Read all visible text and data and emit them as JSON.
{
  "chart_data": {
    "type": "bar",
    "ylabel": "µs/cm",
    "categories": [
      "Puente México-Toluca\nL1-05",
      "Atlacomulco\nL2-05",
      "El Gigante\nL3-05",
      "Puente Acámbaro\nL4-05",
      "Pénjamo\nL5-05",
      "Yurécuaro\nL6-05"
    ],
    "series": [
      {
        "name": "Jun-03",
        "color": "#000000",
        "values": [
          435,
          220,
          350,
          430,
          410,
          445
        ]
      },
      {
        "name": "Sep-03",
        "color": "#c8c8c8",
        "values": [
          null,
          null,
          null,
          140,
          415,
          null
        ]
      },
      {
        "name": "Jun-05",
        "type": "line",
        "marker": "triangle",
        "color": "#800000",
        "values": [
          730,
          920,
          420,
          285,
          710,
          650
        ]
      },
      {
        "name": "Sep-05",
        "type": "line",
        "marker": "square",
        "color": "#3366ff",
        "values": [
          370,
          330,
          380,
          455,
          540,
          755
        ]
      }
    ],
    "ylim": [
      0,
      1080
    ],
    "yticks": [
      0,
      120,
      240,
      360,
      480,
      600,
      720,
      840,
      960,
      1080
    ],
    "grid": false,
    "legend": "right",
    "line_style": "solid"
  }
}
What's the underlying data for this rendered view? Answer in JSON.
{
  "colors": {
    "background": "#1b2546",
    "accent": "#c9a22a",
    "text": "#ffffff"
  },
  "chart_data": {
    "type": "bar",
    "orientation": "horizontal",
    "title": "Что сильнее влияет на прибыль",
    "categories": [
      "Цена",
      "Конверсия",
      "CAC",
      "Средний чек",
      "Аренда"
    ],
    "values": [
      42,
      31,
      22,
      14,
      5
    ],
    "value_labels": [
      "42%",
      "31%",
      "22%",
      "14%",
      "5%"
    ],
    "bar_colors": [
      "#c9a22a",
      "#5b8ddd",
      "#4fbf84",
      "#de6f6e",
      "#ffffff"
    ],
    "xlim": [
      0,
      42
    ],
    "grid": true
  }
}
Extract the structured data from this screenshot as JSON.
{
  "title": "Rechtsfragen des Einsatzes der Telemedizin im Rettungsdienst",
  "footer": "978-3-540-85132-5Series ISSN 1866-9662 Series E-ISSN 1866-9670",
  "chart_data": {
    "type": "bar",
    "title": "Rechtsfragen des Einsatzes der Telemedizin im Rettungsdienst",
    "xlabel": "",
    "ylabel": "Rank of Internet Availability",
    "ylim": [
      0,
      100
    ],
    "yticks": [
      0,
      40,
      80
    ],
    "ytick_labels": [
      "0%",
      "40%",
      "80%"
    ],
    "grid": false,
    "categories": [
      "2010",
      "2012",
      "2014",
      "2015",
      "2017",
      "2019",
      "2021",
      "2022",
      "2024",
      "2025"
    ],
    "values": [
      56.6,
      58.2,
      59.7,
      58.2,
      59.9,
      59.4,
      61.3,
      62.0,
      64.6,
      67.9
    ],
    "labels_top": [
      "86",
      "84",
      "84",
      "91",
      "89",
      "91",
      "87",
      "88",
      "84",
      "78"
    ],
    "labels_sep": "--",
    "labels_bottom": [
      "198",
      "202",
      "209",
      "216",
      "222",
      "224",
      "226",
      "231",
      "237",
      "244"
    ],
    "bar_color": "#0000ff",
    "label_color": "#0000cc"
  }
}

---------------

Collect, from the material above, every line containing the word "text".

Read all visible text and data and emit them as JSON.
    "text": "#ffffff"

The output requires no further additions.